# START OF Data listing
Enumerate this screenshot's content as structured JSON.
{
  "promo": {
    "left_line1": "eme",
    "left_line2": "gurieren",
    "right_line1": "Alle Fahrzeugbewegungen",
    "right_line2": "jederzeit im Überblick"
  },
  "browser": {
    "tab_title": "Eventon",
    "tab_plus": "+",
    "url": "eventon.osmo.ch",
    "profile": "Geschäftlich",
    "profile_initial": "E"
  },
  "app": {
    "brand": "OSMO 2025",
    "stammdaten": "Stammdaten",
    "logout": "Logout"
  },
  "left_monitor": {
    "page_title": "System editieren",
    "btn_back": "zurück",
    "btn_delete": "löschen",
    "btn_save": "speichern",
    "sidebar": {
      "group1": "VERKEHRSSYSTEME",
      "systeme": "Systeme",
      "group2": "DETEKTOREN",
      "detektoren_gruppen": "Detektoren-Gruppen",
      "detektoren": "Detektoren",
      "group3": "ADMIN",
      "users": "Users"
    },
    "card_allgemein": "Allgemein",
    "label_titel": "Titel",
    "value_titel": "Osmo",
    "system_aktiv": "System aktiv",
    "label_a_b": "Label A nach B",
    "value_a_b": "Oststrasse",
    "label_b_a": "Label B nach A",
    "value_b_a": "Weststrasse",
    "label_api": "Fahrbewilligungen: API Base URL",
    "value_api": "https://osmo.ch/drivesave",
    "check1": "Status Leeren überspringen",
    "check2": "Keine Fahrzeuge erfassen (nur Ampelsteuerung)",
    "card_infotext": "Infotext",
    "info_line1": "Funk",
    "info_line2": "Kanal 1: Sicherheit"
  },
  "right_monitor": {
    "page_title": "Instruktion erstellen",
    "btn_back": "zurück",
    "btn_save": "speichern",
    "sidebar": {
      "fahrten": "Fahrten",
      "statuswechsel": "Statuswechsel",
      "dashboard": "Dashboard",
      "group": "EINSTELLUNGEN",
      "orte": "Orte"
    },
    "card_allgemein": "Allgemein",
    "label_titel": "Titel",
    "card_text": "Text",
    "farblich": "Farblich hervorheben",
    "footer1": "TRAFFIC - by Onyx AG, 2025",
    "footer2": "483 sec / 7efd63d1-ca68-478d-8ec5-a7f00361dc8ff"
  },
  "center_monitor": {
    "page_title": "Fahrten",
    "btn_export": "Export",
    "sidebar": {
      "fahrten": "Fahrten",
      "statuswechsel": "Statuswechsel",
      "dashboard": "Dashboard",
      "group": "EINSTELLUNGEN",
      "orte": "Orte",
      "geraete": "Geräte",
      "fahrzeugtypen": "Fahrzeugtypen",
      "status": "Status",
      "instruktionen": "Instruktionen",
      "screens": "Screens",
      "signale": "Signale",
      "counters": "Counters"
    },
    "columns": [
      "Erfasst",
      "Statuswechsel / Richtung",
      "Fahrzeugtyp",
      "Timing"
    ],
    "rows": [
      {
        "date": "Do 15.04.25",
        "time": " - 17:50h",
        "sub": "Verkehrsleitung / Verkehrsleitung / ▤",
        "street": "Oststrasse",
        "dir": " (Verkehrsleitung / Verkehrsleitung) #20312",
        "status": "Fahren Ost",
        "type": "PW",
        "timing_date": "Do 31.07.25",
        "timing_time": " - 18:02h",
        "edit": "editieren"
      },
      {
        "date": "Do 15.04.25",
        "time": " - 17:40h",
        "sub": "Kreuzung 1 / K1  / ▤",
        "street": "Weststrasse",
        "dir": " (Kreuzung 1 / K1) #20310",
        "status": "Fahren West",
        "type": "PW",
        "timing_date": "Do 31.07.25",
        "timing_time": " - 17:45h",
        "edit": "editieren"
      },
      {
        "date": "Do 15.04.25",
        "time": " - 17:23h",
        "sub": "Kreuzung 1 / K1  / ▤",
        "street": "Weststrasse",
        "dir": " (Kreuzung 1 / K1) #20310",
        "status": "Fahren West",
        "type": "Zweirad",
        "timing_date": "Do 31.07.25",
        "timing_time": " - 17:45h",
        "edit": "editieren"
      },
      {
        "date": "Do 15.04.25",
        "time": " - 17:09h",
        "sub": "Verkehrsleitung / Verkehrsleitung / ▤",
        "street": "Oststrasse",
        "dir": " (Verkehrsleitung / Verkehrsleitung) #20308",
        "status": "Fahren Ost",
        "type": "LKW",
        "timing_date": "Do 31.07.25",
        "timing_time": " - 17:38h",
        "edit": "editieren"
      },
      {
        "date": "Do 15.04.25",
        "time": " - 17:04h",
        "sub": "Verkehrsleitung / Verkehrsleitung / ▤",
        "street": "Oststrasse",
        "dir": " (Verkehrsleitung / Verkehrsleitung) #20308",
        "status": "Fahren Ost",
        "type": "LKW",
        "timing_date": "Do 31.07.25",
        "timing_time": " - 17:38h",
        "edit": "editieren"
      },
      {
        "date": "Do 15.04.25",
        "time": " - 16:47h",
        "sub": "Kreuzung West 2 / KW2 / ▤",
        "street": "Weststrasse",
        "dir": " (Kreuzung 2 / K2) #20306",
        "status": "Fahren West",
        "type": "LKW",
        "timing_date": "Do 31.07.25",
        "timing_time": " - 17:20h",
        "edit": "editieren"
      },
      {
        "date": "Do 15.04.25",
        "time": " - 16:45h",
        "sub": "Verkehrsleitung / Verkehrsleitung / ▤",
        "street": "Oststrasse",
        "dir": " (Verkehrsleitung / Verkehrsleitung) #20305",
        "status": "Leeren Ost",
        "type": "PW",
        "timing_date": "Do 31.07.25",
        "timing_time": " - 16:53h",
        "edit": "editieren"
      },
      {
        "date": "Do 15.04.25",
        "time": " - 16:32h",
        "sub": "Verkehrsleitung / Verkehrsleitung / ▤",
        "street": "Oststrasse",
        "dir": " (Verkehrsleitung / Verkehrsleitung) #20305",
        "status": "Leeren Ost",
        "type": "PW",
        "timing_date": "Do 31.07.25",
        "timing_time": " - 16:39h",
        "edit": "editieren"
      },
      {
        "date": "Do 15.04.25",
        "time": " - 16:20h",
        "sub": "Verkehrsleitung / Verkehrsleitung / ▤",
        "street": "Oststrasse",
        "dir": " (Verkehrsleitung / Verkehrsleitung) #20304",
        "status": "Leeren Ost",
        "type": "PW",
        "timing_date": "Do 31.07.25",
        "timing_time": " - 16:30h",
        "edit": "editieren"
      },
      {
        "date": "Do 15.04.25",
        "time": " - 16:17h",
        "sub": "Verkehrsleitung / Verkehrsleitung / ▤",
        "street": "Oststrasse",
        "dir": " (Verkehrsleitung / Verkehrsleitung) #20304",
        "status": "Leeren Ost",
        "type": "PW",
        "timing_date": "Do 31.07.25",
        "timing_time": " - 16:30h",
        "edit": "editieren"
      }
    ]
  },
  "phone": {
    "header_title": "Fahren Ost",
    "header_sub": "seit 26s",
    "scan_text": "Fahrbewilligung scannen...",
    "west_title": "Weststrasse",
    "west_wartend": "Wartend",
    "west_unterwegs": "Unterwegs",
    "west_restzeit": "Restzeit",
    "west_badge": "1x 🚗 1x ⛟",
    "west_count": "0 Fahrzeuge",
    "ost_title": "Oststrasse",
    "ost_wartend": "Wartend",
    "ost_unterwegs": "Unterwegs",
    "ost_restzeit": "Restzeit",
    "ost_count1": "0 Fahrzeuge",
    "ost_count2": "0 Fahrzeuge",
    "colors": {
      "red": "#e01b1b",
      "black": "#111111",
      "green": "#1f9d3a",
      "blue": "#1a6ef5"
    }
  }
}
# END OF Data listing
> **Request**:
Please restate the data word for word, every record included.

> **Exercise solution**:
Enumerate this screenshot's content as structured JSON.
{
  "promo": {
    "left_line1": "eme",
    "left_line2": "gurieren",
    "right_line1": "Alle Fahrzeugbewegungen",
    "right_line2": "jederzeit im Überblick"
  },
  "browser": {
    "tab_title": "Eventon",
    "tab_plus": "+",
    "url": "eventon.osmo.ch",
    "profile": "Geschäftlich",
    "profile_initial": "E"
  },
  "app": {
    "brand": "OSMO 2025",
    "stammdaten": "Stammdaten",
    "logout": "Logout"
  },
  "left_monitor": {
    "page_title": "System editieren",
    "btn_back": "zurück",
    "btn_delete": "löschen",
    "btn_save": "speichern",
    "sidebar": {
      "group1": "VERKEHRSSYSTEME",
      "systeme": "Systeme",
      "group2": "DETEKTOREN",
      "detektoren_gruppen": "Detektoren-Gruppen",
      "detektoren": "Detektoren",
      "group3": "ADMIN",
      "users": "Users"
    },
    "card_allgemein": "Allgemein",
    "label_titel": "Titel",
    "value_titel": "Osmo",
    "system_aktiv": "System aktiv",
    "label_a_b": "Label A nach B",
    "value_a_b": "Oststrasse",
    "label_b_a": "Label B nach A",
    "value_b_a": "Weststrasse",
    "label_api": "Fahrbewilligungen: API Base URL",
    "value_api": "https://osmo.ch/drivesave",
    "check1": "Status Leeren überspringen",
    "check2": "Keine Fahrzeuge erfassen (nur Ampelsteuerung)",
    "card_infotext": "Infotext",
    "info_line1": "Funk",
    "info_line2": "Kanal 1: Sicherheit"
  },
  "right_monitor": {
    "page_title": "Instruktion erstellen",
    "btn_back": "zurück",
    "btn_save": "speichern",
    "sidebar": {
      "fahrten": "Fahrten",
      "statuswechsel": "Statuswechsel",
      "dashboard": "Dashboard",
      "group": "EINSTELLUNGEN",
      "orte": "Orte"
    },
    "card_allgemein": "Allgemein",
    "label_titel": "Titel",
    "card_text": "Text",
    "farblich": "Farblich hervorheben",
    "footer1": "TRAFFIC - by Onyx AG, 2025",
    "footer2": "483 sec / 7efd63d1-ca68-478d-8ec5-a7f00361dc8ff"
  },
  "center_monitor": {
    "page_title": "Fahrten",
    "btn_export": "Export",
    "sidebar": {
      "fahrten": "Fahrten",
      "statuswechsel": "Statuswechsel",
      "dashboard": "Dashboard",
      "group": "EINSTELLUNGEN",
      "orte": "Orte",
      "geraete": "Geräte",
      "fahrzeugtypen": "Fahrzeugtypen",
      "status": "Status",
      "instruktionen": "Instruktionen",
      "screens": "Screens",
      "signale": "Signale",
      "counters": "Counters"
    },
    "columns": [
      "Erfasst",
      "Statuswechsel / Richtung",
      "Fahrzeugtyp",
      "Timing"
    ],
    "rows": [
      {
        "date": "Do 15.04.25",
        "time": " - 17:50h",
        "sub": "Verkehrsleitung / Verkehrsleitung / ▤",
        "street": "Oststrasse",
        "dir": " (Verkehrsleitung / Verkehrsleitung) #20312",
        "status": "Fahren Ost",
        "type": "PW",
        "timing_date": "Do 31.07.25",
        "timing_time": " - 18:02h",
        "edit": "editieren"
      },
      {
        "date": "Do 15.04.25",
        "time": " - 17:40h",
        "sub": "Kreuzung 1 / K1  / ▤",
        "street": "Weststrasse",
        "dir": " (Kreuzung 1 / K1) #20310",
        "status": "Fahren West",
        "type": "PW",
        "timing_date": "Do 31.07.25",
        "timing_time": " - 17:45h",
        "edit": "editieren"
      },
      {
        "date": "Do 15.04.25",
        "time": " - 17:23h",
        "sub": "Kreuzung 1 / K1  / ▤",
        "street": "Weststrasse",
        "dir": " (Kreuzung 1 / K1) #20310",
        "status": "Fahren West",
        "type": "Zweirad",
        "timing_date": "Do 31.07.25",
        "timing_time": " - 17:45h",
        "edit": "editieren"
      },
      {
        "date": "Do 15.04.25",
        "time": " - 17:09h",
        "sub": "Verkehrsleitung / Verkehrsleitung / ▤",
        "street": "Oststrasse",
        "dir": " (Verkehrsleitung / Verkehrsleitung) #20308",
        "status": "Fahren Ost",
        "type": "LKW",
        "timing_date": "Do 31.07.25",
        "timing_time": " - 17:38h",
        "edit": "editieren"
      },
      {
        "date": "Do 15.04.25",
        "time": " - 17:04h",
        "sub": "Verkehrsleitung / Verkehrsleitung / ▤",
        "street": "Oststrasse",
        "dir": " (Verkehrsleitung / Verkehrsleitung) #20308",
        "status": "Fahren Ost",
        "type": "LKW",
        "timing_date": "Do 31.07.25",
        "timing_time": " - 17:38h",
        "edit": "editieren"
      },
      {
        "date": "Do 15.04.25",
        "time": " - 16:47h",
        "sub": "Kreuzung West 2 / KW2 / ▤",
        "street": "Weststrasse",
        "dir": " (Kreuzung 2 / K2) #20306",
        "status": "Fahren West",
        "type": "LKW",
        "timing_date": "Do 31.07.25",
        "timing_time": " - 17:20h",
        "edit": "editieren"
      },
      {
        "date": "Do 15.04.25",
        "time": " - 16:45h",
        "sub": "Verkehrsleitung / Verkehrsleitung / ▤",
        "street": "Oststrasse",
        "dir": " (Verkehrsleitung / Verkehrsleitung) #20305",
        "status": "Leeren Ost",
        "type": "PW",
        "timing_date": "Do 31.07.25",
        "timing_time": " - 16:53h",
        "edit": "editieren"
      },
      {
        "date": "Do 15.04.25",
        "time": " - 16:32h",
        "sub": "Verkehrsleitung / Verkehrsleitung / ▤",
        "street": "Oststrasse",
        "dir": " (Verkehrsleitung / Verkehrsleitung) #20305",
        "status": "Leeren Ost",
        "type": "PW",
        "timing_date": "Do 31.07.25",
        "timing_time": " - 16:39h",
        "edit": "editieren"
      },
      {
        "date": "Do 15.04.25",
        "time": " - 16:20h",
        "sub": "Verkehrsleitung / Verkehrsleitung / ▤",
        "street": "Oststrasse",
        "dir": " (Verkehrsleitung / Verkehrsleitung) #20304",
        "status": "Leeren Ost",
        "type": "PW",
        "timing_date": "Do 31.07.25",
        "timing_time": " - 16:30h",
        "edit": "editieren"
      },
      {
        "date": "Do 15.04.25",
        "time": " - 16:17h",
        "sub": "Verkehrsleitung / Verkehrsleitung / ▤",
        "street": "Oststrasse",
        "dir": " (Verkehrsleitung / Verkehrsleitung) #20304",
        "status": "Leeren Ost",
        "type": "PW",
        "timing_date": "Do 31.07.25",
        "timing_time": " - 16:30h",
        "edit": "editieren"
      }
    ]
  },
  "phone": {
    "header_title": "Fahren Ost",
    "header_sub": "seit 26s",
    "scan_text": "Fahrbewilligung scannen...",
    "west_title": "Weststrasse",
    "west_wartend": "Wartend",
    "west_unterwegs": "Unterwegs",
    "west_restzeit": "Restzeit",
    "west_badge": "1x 🚗 1x ⛟",
    "west_count": "0 Fahrzeuge",
    "ost_title": "Oststrasse",
    "ost_wartend": "Wartend",
    "ost_unterwegs": "Unterwegs",
    "ost_restzeit": "Restzeit",
    "ost_count1": "0 Fahrzeuge",
    "ost_count2": "0 Fahrzeuge",
    "colors": {
      "red": "#e01b1b",
      "black": "#111111",
      "green": "#1f9d3a",
      "blue": "#1a6ef5"
    }
  }
}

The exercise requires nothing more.